Every line of the records below should be restated exactly.

=== EXERCISE DATA ===

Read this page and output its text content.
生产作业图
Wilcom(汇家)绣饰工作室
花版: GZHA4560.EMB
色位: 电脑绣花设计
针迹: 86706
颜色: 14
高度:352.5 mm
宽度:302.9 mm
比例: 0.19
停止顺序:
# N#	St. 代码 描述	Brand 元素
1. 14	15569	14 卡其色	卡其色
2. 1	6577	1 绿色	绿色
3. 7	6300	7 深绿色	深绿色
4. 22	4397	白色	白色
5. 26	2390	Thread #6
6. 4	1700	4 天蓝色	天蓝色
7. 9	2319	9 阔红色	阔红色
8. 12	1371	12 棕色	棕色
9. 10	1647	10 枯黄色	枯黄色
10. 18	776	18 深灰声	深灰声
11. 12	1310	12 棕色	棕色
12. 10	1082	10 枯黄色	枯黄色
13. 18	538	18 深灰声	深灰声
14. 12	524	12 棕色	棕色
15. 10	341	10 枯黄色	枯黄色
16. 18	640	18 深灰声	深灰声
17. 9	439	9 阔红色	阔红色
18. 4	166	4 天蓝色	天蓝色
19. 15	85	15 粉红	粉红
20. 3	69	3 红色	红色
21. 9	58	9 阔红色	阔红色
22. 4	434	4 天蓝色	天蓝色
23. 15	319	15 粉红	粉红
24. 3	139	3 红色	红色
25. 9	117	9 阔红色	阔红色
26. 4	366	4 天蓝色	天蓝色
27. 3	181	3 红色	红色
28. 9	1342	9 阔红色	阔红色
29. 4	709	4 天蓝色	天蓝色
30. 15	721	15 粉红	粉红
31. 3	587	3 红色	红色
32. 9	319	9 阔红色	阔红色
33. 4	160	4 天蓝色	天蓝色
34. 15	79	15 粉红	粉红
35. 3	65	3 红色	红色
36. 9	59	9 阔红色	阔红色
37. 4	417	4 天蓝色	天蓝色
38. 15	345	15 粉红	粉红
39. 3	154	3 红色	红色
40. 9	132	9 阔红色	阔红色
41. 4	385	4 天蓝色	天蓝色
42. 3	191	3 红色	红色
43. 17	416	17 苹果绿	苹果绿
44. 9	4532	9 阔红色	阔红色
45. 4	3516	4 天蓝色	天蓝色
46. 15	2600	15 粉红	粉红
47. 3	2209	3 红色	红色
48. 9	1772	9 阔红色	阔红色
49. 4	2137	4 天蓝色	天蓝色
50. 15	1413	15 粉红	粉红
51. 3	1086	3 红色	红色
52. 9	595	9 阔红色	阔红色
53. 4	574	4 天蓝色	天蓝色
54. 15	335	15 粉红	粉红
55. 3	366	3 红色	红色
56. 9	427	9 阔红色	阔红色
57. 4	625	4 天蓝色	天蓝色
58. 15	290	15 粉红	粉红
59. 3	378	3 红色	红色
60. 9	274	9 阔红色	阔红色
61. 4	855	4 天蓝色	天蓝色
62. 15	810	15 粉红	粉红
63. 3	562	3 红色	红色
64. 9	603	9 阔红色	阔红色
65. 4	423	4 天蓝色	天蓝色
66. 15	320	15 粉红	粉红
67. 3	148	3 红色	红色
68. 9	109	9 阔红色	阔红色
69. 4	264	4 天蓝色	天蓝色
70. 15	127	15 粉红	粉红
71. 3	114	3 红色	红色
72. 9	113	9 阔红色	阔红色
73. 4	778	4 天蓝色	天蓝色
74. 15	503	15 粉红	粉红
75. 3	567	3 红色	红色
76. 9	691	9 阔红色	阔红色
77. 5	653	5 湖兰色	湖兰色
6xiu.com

===

TASK ANSWER.
Read this page and output its text content.
生产作业图
Wilcom(汇家)绣饰工作室
花版: GZHA4560.EMB
色位: 电脑绣花设计
针迹: 86706
颜色: 14
高度:352.5 mm
宽度:302.9 mm
比例: 0.19
停止顺序:
# N#	St. 代码 描述	Brand 元素
1. 14	15569	14 卡其色	卡其色
2. 1	6577	1 绿色	绿色
3. 7	6300	7 深绿色	深绿色
4. 22	4397	白色	白色
5. 26	2390	Thread #6
6. 4	1700	4 天蓝色	天蓝色
7. 9	2319	9 阔红色	阔红色
8. 12	1371	12 棕色	棕色
9. 10	1647	10 枯黄色	枯黄色
10. 18	776	18 深灰声	深灰声
11. 12	1310	12 棕色	棕色
12. 10	1082	10 枯黄色	枯黄色
13. 18	538	18 深灰声	深灰声
14. 12	524	12 棕色	棕色
15. 10	341	10 枯黄色	枯黄色
16. 18	640	18 深灰声	深灰声
17. 9	439	9 阔红色	阔红色
18. 4	166	4 天蓝色	天蓝色
19. 15	85	15 粉红	粉红
20. 3	69	3 红色	红色
21. 9	58	9 阔红色	阔红色
22. 4	434	4 天蓝色	天蓝色
23. 15	319	15 粉红	粉红
24. 3	139	3 红色	红色
25. 9	117	9 阔红色	阔红色
26. 4	366	4 天蓝色	天蓝色
27. 3	181	3 红色	红色
28. 9	1342	9 阔红色	阔红色
29. 4	709	4 天蓝色	天蓝色
30. 15	721	15 粉红	粉红
31. 3	587	3 红色	红色
32. 9	319	9 阔红色	阔红色
33. 4	160	4 天蓝色	天蓝色
34. 15	79	15 粉红	粉红
35. 3	65	3 红色	红色
36. 9	59	9 阔红色	阔红色
37. 4	417	4 天蓝色	天蓝色
38. 15	345	15 粉红	粉红
39. 3	154	3 红色	红色
40. 9	132	9 阔红色	阔红色
41. 4	385	4 天蓝色	天蓝色
42. 3	191	3 红色	红色
43. 17	416	17 苹果绿	苹果绿
44. 9	4532	9 阔红色	阔红色
45. 4	3516	4 天蓝色	天蓝色
46. 15	2600	15 粉红	粉红
47. 3	2209	3 红色	红色
48. 9	1772	9 阔红色	阔红色
49. 4	2137	4 天蓝色	天蓝色
50. 15	1413	15 粉红	粉红
51. 3	1086	3 红色	红色
52. 9	595	9 阔红色	阔红色
53. 4	574	4 天蓝色	天蓝色
54. 15	335	15 粉红	粉红
55. 3	366	3 红色	红色
56. 9	427	9 阔红色	阔红色
57. 4	625	4 天蓝色	天蓝色
58. 15	290	15 粉红	粉红
59. 3	378	3 红色	红色
60. 9	274	9 阔红色	阔红色
61. 4	855	4 天蓝色	天蓝色
62. 15	810	15 粉红	粉红
63. 3	562	3 红色	红色
64. 9	603	9 阔红色	阔红色
65. 4	423	4 天蓝色	天蓝色
66. 15	320	15 粉红	粉红
67. 3	148	3 红色	红色
68. 9	109	9 阔红色	阔红色
69. 4	264	4 天蓝色	天蓝色
70. 15	127	15 粉红	粉红
71. 3	114	3 红色	红色
72. 9	113	9 阔红色	阔红色
73. 4	778	4 天蓝色	天蓝色
74. 15	503	15 粉红	粉红
75. 3	567	3 红色	红色
76. 9	691	9 阔红色	阔红色
77. 5	653	5 湖兰色	湖兰色
6xiu.com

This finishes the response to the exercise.